Using the listing below, extract each line that has the word "otrok" in it.

# Start of Data for the task

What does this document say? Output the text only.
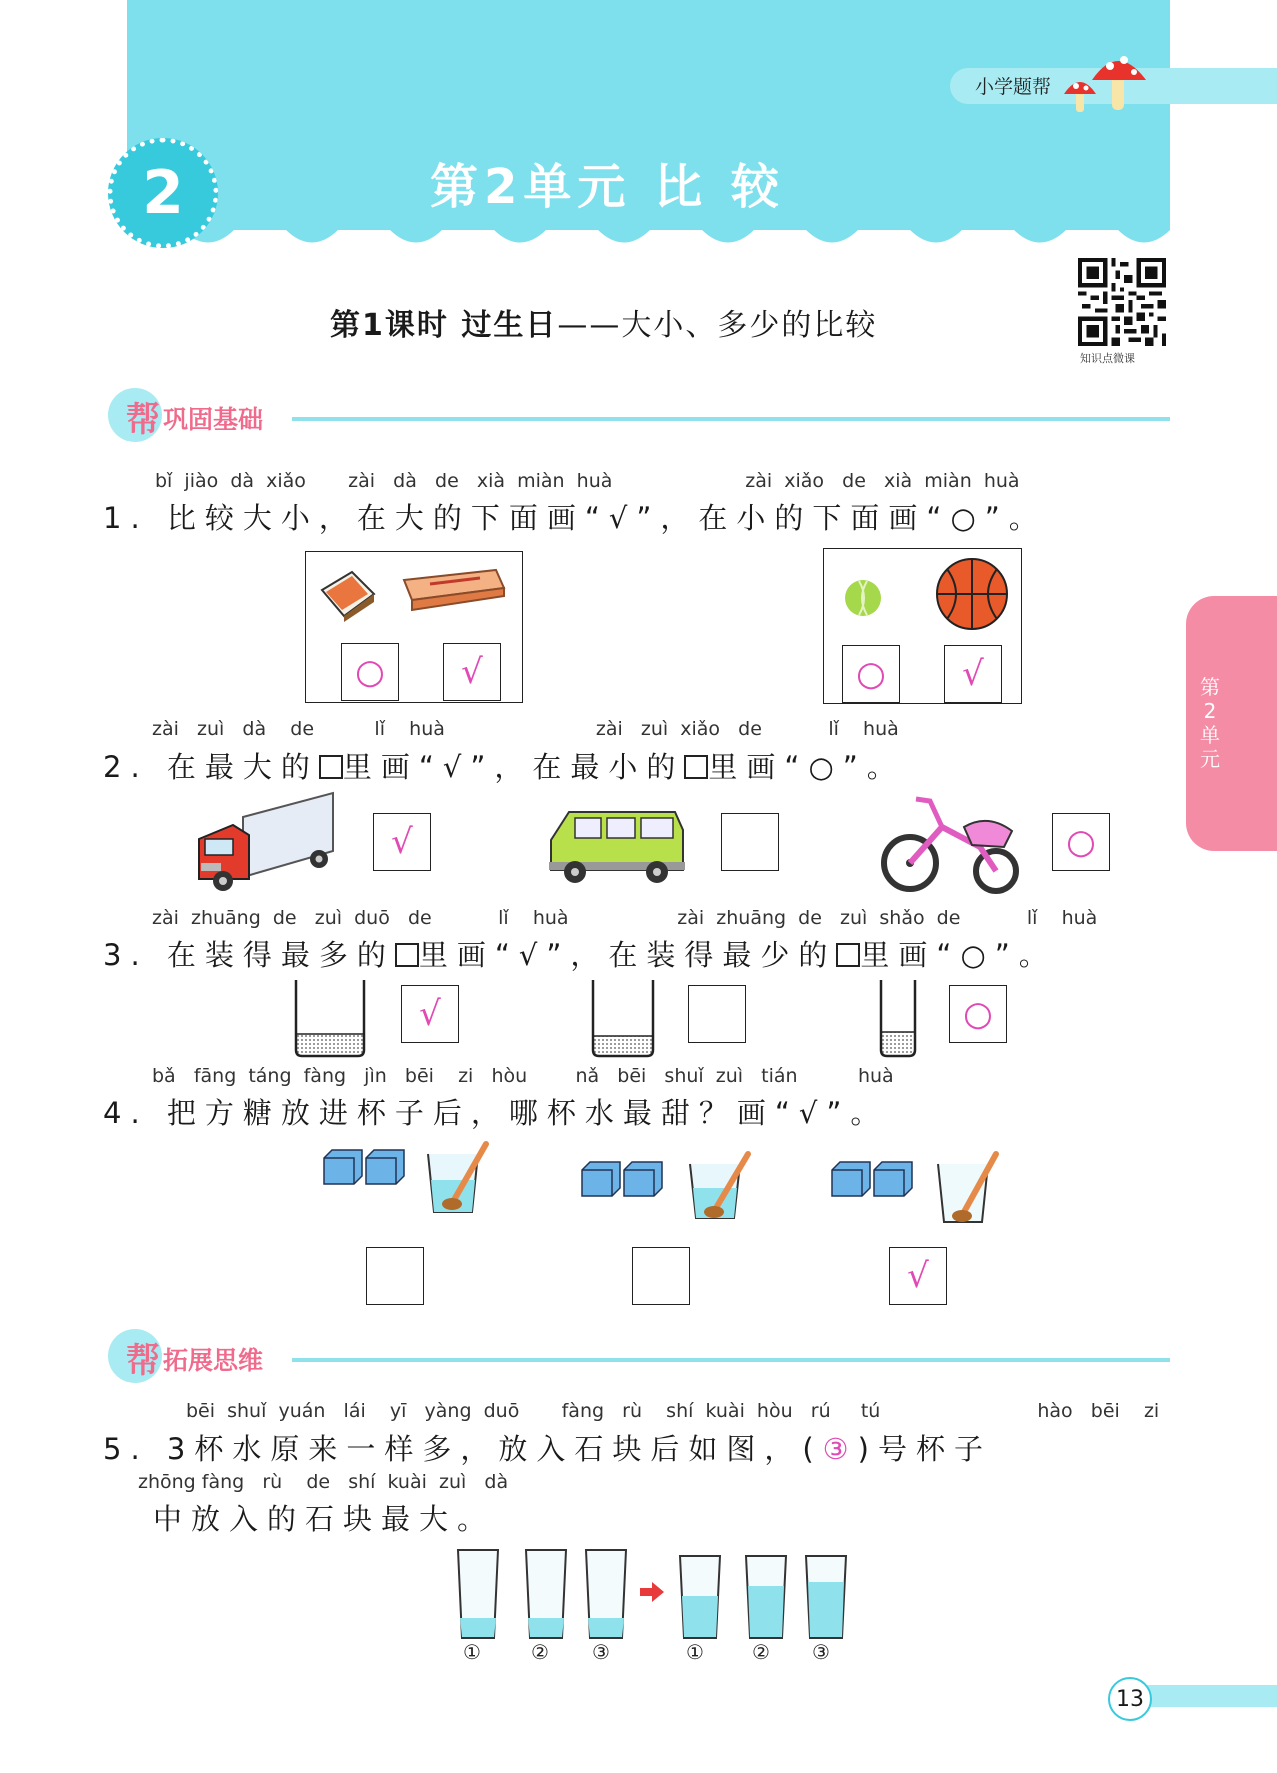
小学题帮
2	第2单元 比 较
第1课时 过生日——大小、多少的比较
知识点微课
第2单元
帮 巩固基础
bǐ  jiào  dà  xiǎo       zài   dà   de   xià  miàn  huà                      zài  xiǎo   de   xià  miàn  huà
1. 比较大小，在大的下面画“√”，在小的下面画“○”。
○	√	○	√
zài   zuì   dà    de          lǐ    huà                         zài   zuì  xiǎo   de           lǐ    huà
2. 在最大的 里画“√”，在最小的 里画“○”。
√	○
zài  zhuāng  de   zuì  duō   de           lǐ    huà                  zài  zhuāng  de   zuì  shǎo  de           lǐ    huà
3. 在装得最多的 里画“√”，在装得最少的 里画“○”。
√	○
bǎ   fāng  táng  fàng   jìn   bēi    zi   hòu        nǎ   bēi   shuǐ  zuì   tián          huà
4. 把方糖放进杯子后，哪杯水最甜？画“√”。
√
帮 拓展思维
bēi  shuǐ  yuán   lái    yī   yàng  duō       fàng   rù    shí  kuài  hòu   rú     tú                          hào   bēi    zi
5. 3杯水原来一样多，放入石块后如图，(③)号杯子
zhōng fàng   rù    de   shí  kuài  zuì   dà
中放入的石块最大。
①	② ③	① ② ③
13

# End of Data for the task
# Start of Data for the task

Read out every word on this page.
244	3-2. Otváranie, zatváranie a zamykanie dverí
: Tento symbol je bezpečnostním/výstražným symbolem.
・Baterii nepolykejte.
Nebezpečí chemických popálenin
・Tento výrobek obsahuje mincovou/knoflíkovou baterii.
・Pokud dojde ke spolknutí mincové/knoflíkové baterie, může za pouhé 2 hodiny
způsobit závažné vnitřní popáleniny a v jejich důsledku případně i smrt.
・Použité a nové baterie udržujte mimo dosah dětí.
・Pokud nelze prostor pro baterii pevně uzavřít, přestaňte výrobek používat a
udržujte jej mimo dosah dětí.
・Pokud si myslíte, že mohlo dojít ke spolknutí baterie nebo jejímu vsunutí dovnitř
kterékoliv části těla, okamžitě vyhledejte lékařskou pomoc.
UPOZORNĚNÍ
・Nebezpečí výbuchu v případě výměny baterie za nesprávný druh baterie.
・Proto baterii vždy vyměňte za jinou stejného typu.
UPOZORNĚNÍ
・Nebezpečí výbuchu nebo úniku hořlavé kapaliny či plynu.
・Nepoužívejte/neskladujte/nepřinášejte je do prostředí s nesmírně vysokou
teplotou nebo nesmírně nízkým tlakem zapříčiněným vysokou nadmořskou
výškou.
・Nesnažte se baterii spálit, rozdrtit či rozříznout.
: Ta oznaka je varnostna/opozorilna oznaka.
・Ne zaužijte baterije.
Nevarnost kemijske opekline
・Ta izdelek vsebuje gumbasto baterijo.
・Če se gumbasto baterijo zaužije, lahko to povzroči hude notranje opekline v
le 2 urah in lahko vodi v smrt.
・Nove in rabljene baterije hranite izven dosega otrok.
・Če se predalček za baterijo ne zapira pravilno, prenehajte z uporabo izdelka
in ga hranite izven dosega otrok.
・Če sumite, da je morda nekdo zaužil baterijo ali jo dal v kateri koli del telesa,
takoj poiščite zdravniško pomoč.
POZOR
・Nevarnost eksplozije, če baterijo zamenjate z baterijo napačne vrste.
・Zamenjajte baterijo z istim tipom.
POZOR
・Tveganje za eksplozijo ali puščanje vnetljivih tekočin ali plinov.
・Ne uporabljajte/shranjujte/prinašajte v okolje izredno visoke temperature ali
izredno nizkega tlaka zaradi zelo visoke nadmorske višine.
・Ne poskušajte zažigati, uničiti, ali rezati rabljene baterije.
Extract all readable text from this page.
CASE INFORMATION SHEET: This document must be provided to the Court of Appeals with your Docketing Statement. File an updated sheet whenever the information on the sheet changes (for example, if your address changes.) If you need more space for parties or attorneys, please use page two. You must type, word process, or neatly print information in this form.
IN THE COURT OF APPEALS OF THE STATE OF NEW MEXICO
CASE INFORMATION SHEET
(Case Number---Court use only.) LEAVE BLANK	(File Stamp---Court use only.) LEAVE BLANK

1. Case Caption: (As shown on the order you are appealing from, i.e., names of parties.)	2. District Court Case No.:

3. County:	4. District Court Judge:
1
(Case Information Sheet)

# End of Data for the task

Full response:
・Nove in rabljene baterije hranite izven dosega otrok.
in ga hranite izven dosega otrok.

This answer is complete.